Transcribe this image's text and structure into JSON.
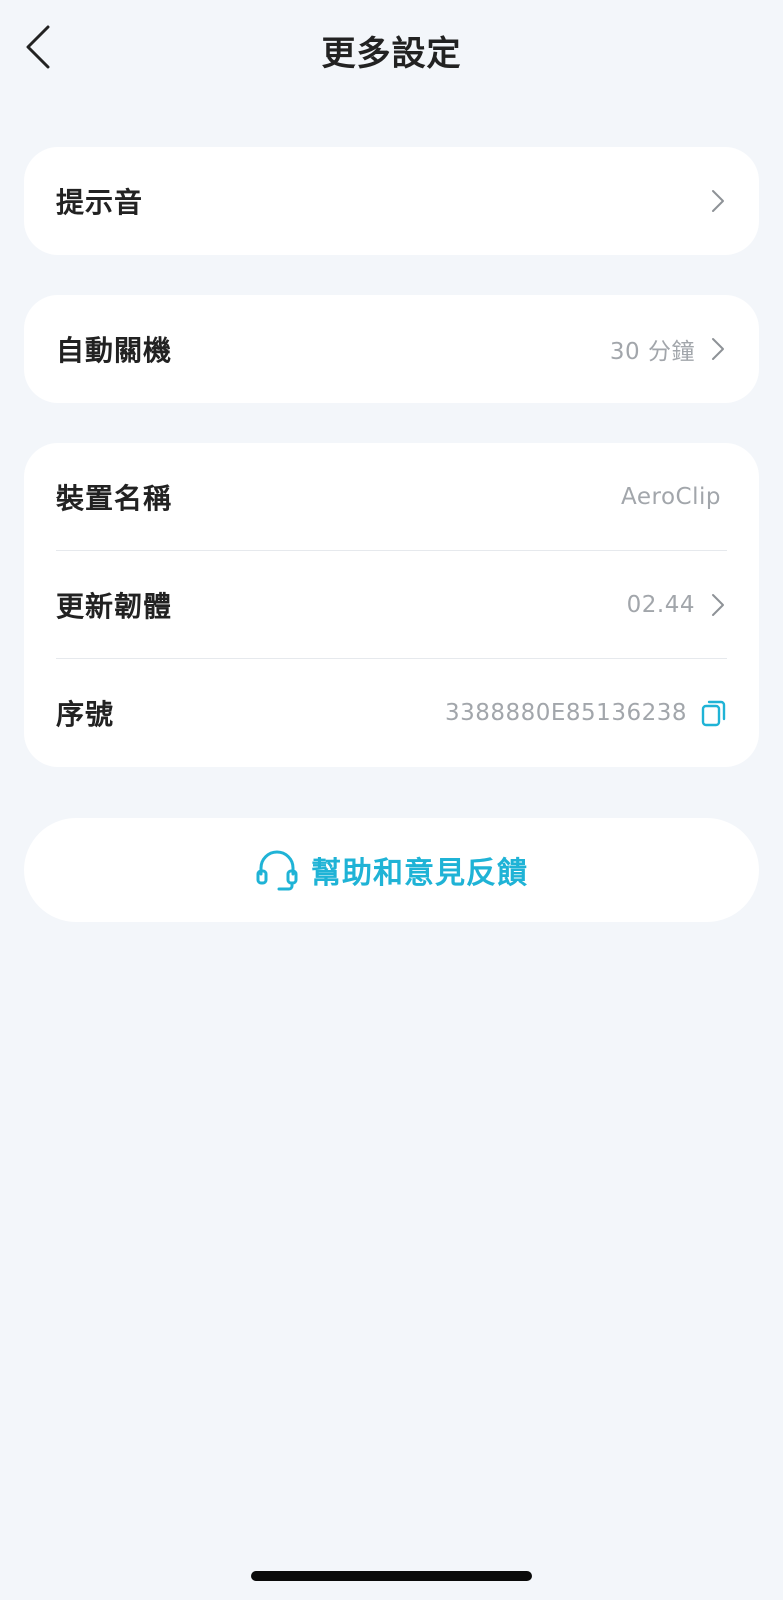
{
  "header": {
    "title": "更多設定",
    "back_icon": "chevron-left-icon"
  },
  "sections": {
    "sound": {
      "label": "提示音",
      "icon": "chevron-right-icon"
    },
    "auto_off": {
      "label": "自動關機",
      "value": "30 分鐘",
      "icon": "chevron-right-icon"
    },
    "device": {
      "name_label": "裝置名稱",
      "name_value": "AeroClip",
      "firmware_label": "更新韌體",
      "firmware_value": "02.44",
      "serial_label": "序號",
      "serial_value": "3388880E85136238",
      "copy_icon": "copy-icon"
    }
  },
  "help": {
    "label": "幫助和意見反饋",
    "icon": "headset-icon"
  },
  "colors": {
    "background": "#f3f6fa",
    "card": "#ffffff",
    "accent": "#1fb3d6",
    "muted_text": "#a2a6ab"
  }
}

* * *

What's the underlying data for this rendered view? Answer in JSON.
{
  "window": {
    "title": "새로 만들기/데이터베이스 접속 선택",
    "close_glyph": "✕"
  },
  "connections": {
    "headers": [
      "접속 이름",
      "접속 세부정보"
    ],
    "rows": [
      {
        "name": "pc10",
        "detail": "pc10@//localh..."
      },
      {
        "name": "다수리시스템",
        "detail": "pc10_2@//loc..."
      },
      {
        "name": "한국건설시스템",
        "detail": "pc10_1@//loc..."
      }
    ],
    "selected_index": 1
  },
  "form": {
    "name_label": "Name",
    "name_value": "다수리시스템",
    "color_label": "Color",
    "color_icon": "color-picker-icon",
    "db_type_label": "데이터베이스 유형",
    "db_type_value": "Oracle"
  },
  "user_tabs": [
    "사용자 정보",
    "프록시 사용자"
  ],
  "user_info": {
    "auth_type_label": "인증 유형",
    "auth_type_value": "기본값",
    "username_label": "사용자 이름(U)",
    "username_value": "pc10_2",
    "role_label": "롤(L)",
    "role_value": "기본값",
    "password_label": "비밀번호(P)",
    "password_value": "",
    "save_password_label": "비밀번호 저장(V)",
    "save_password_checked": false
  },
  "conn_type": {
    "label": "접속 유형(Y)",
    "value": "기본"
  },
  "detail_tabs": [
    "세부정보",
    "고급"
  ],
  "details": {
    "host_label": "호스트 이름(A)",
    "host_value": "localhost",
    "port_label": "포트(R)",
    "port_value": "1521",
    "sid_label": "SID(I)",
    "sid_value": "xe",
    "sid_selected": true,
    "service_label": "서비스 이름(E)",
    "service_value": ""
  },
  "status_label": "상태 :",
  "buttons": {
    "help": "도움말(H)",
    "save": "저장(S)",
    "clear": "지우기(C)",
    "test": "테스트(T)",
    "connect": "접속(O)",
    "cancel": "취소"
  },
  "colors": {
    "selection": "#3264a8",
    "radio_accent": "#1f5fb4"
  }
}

YOUR TASK: Scan the listing above for the word "icon" and show each line where it is found.

OUTPUT BELOW:
    "back_icon": "chevron-left-icon"
      "icon": "chevron-right-icon"
      "icon": "chevron-right-icon"
      "copy_icon": "copy-icon"
    "icon": "headset-icon"
    "color_icon": "color-picker-icon",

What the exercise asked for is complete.